((

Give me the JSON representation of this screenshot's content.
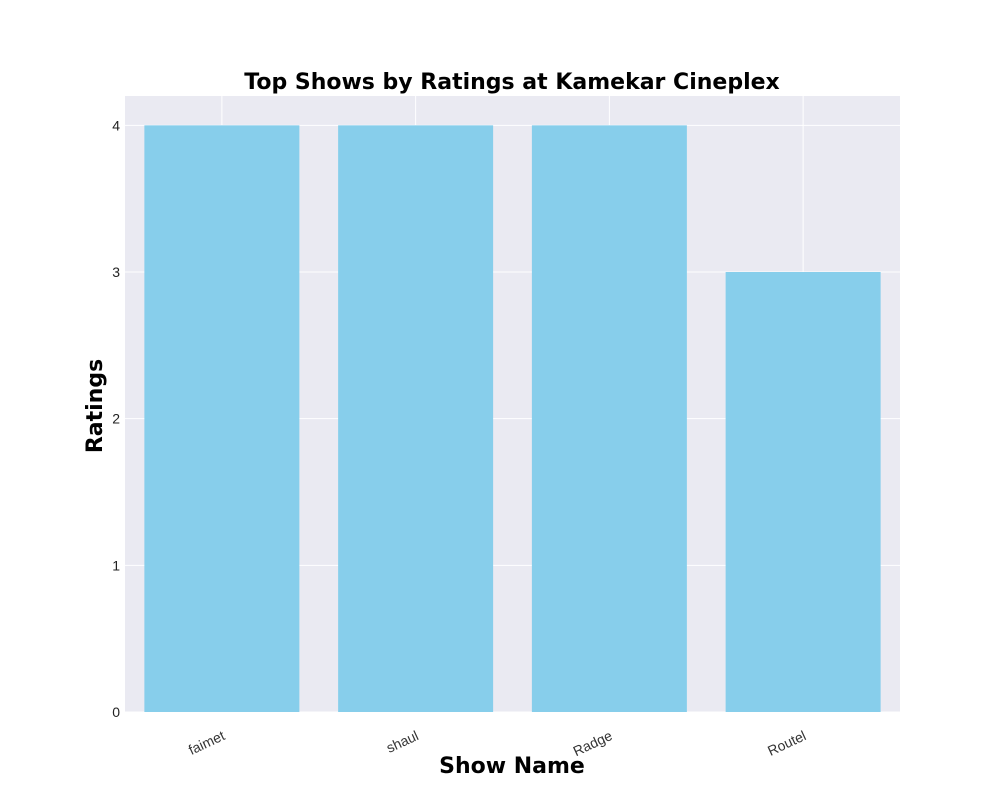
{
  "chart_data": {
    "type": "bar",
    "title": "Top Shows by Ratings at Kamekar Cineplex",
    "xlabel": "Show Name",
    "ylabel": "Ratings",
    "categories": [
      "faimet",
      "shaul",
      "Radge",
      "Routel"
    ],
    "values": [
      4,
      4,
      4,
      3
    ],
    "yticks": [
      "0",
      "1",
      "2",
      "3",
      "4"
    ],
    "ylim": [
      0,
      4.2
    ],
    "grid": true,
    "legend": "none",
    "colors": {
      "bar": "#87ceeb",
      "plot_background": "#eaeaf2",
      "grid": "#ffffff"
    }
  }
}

))
((

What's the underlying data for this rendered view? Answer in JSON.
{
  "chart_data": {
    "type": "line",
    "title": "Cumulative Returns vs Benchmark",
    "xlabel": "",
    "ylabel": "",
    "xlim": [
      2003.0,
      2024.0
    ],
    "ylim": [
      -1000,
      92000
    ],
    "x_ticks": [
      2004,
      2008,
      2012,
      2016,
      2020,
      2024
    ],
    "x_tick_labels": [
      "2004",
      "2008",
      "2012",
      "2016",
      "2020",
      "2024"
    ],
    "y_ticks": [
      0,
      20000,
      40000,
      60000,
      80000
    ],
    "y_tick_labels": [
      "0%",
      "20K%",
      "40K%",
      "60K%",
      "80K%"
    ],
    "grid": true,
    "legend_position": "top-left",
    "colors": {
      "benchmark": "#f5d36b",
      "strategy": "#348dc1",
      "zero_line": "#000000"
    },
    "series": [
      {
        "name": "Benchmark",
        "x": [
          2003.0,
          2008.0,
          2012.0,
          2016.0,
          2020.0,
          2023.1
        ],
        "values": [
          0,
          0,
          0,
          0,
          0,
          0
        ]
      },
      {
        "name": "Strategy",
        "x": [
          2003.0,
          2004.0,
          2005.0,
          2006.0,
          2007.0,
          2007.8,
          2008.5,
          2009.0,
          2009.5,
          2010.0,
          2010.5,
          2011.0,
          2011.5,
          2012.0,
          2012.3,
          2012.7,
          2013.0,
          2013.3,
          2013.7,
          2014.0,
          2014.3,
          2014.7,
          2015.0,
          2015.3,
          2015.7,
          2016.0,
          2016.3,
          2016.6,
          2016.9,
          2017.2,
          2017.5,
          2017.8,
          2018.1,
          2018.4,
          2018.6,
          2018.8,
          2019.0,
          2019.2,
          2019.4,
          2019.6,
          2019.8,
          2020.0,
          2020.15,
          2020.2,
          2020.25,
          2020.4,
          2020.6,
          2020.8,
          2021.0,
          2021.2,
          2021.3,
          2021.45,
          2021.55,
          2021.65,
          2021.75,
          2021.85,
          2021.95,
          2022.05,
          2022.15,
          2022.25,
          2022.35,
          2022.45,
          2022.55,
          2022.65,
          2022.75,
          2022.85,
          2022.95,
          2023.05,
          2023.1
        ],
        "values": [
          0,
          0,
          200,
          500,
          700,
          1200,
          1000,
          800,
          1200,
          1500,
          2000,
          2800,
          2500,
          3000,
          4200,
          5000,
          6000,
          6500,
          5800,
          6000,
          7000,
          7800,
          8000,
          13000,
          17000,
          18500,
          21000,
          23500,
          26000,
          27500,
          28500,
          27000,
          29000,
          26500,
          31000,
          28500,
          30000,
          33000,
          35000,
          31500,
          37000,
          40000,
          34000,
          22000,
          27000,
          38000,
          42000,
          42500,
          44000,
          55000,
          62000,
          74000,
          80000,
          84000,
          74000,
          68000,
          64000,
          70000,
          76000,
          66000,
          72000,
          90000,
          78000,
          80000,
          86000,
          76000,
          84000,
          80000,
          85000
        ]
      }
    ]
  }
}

))

■ **SET EXERCISE**:
Scan the entries above for the word "title" and collect each line holding it.

■ **RESPONSE TO THE TASK**:
    "title": "Top Shows by Ratings at Kamekar Cineplex",
    "title": "Cumulative Returns vs Benchmark",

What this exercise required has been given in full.